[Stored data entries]
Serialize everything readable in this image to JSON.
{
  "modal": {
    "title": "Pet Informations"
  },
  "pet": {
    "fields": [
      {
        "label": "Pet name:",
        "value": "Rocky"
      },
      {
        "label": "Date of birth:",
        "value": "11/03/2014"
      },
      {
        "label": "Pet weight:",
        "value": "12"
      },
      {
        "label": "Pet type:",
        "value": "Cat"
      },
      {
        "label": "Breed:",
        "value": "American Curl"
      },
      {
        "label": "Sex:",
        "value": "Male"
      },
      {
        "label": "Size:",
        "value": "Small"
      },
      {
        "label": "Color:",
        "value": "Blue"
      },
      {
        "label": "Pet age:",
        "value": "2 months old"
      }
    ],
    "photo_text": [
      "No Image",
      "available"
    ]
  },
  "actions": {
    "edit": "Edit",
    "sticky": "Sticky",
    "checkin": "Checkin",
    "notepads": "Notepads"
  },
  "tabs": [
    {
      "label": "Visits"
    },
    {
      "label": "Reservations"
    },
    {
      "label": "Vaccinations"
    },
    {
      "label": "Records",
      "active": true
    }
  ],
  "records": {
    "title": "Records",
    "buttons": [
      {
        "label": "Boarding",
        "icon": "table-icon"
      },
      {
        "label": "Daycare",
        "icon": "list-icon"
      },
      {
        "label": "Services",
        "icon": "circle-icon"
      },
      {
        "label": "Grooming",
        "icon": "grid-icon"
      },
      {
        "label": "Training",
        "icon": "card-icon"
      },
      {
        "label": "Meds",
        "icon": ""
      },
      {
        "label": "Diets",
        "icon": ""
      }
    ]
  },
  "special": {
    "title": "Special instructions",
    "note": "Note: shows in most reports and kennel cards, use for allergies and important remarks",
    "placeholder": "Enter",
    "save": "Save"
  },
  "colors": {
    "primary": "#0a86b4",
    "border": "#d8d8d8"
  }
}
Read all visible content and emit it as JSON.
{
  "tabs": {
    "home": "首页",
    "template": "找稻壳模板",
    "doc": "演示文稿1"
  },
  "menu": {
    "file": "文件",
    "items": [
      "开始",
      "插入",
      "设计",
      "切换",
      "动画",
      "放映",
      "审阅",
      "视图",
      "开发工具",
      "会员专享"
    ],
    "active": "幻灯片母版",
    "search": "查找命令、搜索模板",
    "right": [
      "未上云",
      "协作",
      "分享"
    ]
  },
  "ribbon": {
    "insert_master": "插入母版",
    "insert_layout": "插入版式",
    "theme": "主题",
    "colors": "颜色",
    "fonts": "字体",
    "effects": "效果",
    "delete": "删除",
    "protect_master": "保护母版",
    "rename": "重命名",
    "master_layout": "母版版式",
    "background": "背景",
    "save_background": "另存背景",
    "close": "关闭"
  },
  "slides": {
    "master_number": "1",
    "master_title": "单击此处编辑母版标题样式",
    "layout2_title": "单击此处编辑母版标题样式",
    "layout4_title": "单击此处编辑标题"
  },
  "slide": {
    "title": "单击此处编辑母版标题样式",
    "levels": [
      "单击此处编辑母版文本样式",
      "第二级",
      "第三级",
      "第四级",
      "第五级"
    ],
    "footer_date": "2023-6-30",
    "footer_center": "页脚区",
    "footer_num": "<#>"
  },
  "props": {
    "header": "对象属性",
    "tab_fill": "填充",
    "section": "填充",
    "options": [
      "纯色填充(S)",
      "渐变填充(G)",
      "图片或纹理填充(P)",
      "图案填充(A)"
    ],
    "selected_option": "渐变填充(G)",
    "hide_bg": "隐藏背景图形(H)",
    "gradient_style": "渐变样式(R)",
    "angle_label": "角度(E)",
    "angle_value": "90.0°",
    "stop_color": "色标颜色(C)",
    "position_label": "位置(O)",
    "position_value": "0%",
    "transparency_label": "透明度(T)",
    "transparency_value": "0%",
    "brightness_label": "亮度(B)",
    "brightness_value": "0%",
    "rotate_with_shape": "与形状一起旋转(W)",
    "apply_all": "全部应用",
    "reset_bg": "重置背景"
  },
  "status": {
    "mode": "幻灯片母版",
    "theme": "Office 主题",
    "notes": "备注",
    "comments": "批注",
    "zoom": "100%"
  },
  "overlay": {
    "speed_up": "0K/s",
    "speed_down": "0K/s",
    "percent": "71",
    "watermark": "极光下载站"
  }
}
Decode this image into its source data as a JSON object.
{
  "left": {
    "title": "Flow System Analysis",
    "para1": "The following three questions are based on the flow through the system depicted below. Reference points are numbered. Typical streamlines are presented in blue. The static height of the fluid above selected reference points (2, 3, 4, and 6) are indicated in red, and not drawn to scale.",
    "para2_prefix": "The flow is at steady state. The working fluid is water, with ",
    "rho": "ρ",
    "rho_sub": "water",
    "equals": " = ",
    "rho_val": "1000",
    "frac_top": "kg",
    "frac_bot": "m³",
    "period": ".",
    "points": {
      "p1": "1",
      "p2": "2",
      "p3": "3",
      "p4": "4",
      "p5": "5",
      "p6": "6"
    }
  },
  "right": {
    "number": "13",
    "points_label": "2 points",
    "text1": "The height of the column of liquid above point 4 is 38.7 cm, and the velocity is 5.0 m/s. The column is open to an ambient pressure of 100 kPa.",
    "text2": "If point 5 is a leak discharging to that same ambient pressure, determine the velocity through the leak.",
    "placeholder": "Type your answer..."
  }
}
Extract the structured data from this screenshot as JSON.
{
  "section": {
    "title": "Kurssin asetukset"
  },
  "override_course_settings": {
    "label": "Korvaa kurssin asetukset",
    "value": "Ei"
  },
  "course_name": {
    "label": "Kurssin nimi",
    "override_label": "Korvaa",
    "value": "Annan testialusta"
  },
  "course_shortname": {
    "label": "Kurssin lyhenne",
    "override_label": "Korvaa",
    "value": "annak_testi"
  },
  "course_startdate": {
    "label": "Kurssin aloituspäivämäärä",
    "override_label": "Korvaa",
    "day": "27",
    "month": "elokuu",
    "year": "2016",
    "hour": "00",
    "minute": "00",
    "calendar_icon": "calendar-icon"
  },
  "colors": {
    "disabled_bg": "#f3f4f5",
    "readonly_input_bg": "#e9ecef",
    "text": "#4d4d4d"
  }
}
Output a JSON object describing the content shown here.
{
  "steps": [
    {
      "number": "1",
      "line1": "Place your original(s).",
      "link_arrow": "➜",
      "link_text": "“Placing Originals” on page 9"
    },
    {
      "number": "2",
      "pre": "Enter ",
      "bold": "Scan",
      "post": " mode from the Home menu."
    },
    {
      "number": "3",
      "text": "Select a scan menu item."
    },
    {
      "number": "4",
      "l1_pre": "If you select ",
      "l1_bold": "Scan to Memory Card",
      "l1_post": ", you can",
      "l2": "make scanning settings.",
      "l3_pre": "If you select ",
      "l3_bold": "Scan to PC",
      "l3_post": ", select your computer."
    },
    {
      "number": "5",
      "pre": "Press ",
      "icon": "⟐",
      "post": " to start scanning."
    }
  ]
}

• YOUR TASK: Transcribe each entry precisely, missing none.

• OUTPUT BELOW:
Serialize everything readable in this image to JSON.
{
  "modal": {
    "title": "Pet Informations"
  },
  "pet": {
    "fields": [
      {
        "label": "Pet name:",
        "value": "Rocky"
      },
      {
        "label": "Date of birth:",
        "value": "11/03/2014"
      },
      {
        "label": "Pet weight:",
        "value": "12"
      },
      {
        "label": "Pet type:",
        "value": "Cat"
      },
      {
        "label": "Breed:",
        "value": "American Curl"
      },
      {
        "label": "Sex:",
        "value": "Male"
      },
      {
        "label": "Size:",
        "value": "Small"
      },
      {
        "label": "Color:",
        "value": "Blue"
      },
      {
        "label": "Pet age:",
        "value": "2 months old"
      }
    ],
    "photo_text": [
      "No Image",
      "available"
    ]
  },
  "actions": {
    "edit": "Edit",
    "sticky": "Sticky",
    "checkin": "Checkin",
    "notepads": "Notepads"
  },
  "tabs": [
    {
      "label": "Visits"
    },
    {
      "label": "Reservations"
    },
    {
      "label": "Vaccinations"
    },
    {
      "label": "Records",
      "active": true
    }
  ],
  "records": {
    "title": "Records",
    "buttons": [
      {
        "label": "Boarding",
        "icon": "table-icon"
      },
      {
        "label": "Daycare",
        "icon": "list-icon"
      },
      {
        "label": "Services",
        "icon": "circle-icon"
      },
      {
        "label": "Grooming",
        "icon": "grid-icon"
      },
      {
        "label": "Training",
        "icon": "card-icon"
      },
      {
        "label": "Meds",
        "icon": ""
      },
      {
        "label": "Diets",
        "icon": ""
      }
    ]
  },
  "special": {
    "title": "Special instructions",
    "note": "Note: shows in most reports and kennel cards, use for allergies and important remarks",
    "placeholder": "Enter",
    "save": "Save"
  },
  "colors": {
    "primary": "#0a86b4",
    "border": "#d8d8d8"
  }
}
Read all visible content and emit it as JSON.
{
  "tabs": {
    "home": "首页",
    "template": "找稻壳模板",
    "doc": "演示文稿1"
  },
  "menu": {
    "file": "文件",
    "items": [
      "开始",
      "插入",
      "设计",
      "切换",
      "动画",
      "放映",
      "审阅",
      "视图",
      "开发工具",
      "会员专享"
    ],
    "active": "幻灯片母版",
    "search": "查找命令、搜索模板",
    "right": [
      "未上云",
      "协作",
      "分享"
    ]
  },
  "ribbon": {
    "insert_master": "插入母版",
    "insert_layout": "插入版式",
    "theme": "主题",
    "colors": "颜色",
    "fonts": "字体",
    "effects": "效果",
    "delete": "删除",
    "protect_master": "保护母版",
    "rename": "重命名",
    "master_layout": "母版版式",
    "background": "背景",
    "save_background": "另存背景",
    "close": "关闭"
  },
  "slides": {
    "master_number": "1",
    "master_title": "单击此处编辑母版标题样式",
    "layout2_title": "单击此处编辑母版标题样式",
    "layout4_title": "单击此处编辑标题"
  },
  "slide": {
    "title": "单击此处编辑母版标题样式",
    "levels": [
      "单击此处编辑母版文本样式",
      "第二级",
      "第三级",
      "第四级",
      "第五级"
    ],
    "footer_date": "2023-6-30",
    "footer_center": "页脚区",
    "footer_num": "<#>"
  },
  "props": {
    "header": "对象属性",
    "tab_fill": "填充",
    "section": "填充",
    "options": [
      "纯色填充(S)",
      "渐变填充(G)",
      "图片或纹理填充(P)",
      "图案填充(A)"
    ],
    "selected_option": "渐变填充(G)",
    "hide_bg": "隐藏背景图形(H)",
    "gradient_style": "渐变样式(R)",
    "angle_label": "角度(E)",
    "angle_value": "90.0°",
    "stop_color": "色标颜色(C)",
    "position_label": "位置(O)",
    "position_value": "0%",
    "transparency_label": "透明度(T)",
    "transparency_value": "0%",
    "brightness_label": "亮度(B)",
    "brightness_value": "0%",
    "rotate_with_shape": "与形状一起旋转(W)",
    "apply_all": "全部应用",
    "reset_bg": "重置背景"
  },
  "status": {
    "mode": "幻灯片母版",
    "theme": "Office 主题",
    "notes": "备注",
    "comments": "批注",
    "zoom": "100%"
  },
  "overlay": {
    "speed_up": "0K/s",
    "speed_down": "0K/s",
    "percent": "71",
    "watermark": "极光下载站"
  }
}
Decode this image into its source data as a JSON object.
{
  "left": {
    "title": "Flow System Analysis",
    "para1": "The following three questions are based on the flow through the system depicted below. Reference points are numbered. Typical streamlines are presented in blue. The static height of the fluid above selected reference points (2, 3, 4, and 6) are indicated in red, and not drawn to scale.",
    "para2_prefix": "The flow is at steady state. The working fluid is water, with ",
    "rho": "ρ",
    "rho_sub": "water",
    "equals": " = ",
    "rho_val": "1000",
    "frac_top": "kg",
    "frac_bot": "m³",
    "period": ".",
    "points": {
      "p1": "1",
      "p2": "2",
      "p3": "3",
      "p4": "4",
      "p5": "5",
      "p6": "6"
    }
  },
  "right": {
    "number": "13",
    "points_label": "2 points",
    "text1": "The height of the column of liquid above point 4 is 38.7 cm, and the velocity is 5.0 m/s. The column is open to an ambient pressure of 100 kPa.",
    "text2": "If point 5 is a leak discharging to that same ambient pressure, determine the velocity through the leak.",
    "placeholder": "Type your answer..."
  }
}
Extract the structured data from this screenshot as JSON.
{
  "section": {
    "title": "Kurssin asetukset"
  },
  "override_course_settings": {
    "label": "Korvaa kurssin asetukset",
    "value": "Ei"
  },
  "course_name": {
    "label": "Kurssin nimi",
    "override_label": "Korvaa",
    "value": "Annan testialusta"
  },
  "course_shortname": {
    "label": "Kurssin lyhenne",
    "override_label": "Korvaa",
    "value": "annak_testi"
  },
  "course_startdate": {
    "label": "Kurssin aloituspäivämäärä",
    "override_label": "Korvaa",
    "day": "27",
    "month": "elokuu",
    "year": "2016",
    "hour": "00",
    "minute": "00",
    "calendar_icon": "calendar-icon"
  },
  "colors": {
    "disabled_bg": "#f3f4f5",
    "readonly_input_bg": "#e9ecef",
    "text": "#4d4d4d"
  }
}
Output a JSON object describing the content shown here.
{
  "steps": [
    {
      "number": "1",
      "line1": "Place your original(s).",
      "link_arrow": "➜",
      "link_text": "“Placing Originals” on page 9"
    },
    {
      "number": "2",
      "pre": "Enter ",
      "bold": "Scan",
      "post": " mode from the Home menu."
    },
    {
      "number": "3",
      "text": "Select a scan menu item."
    },
    {
      "number": "4",
      "l1_pre": "If you select ",
      "l1_bold": "Scan to Memory Card",
      "l1_post": ", you can",
      "l2": "make scanning settings.",
      "l3_pre": "If you select ",
      "l3_bold": "Scan to PC",
      "l3_post": ", select your computer."
    },
    {
      "number": "5",
      "pre": "Press ",
      "icon": "⟐",
      "post": " to start scanning."
    }
  ]
}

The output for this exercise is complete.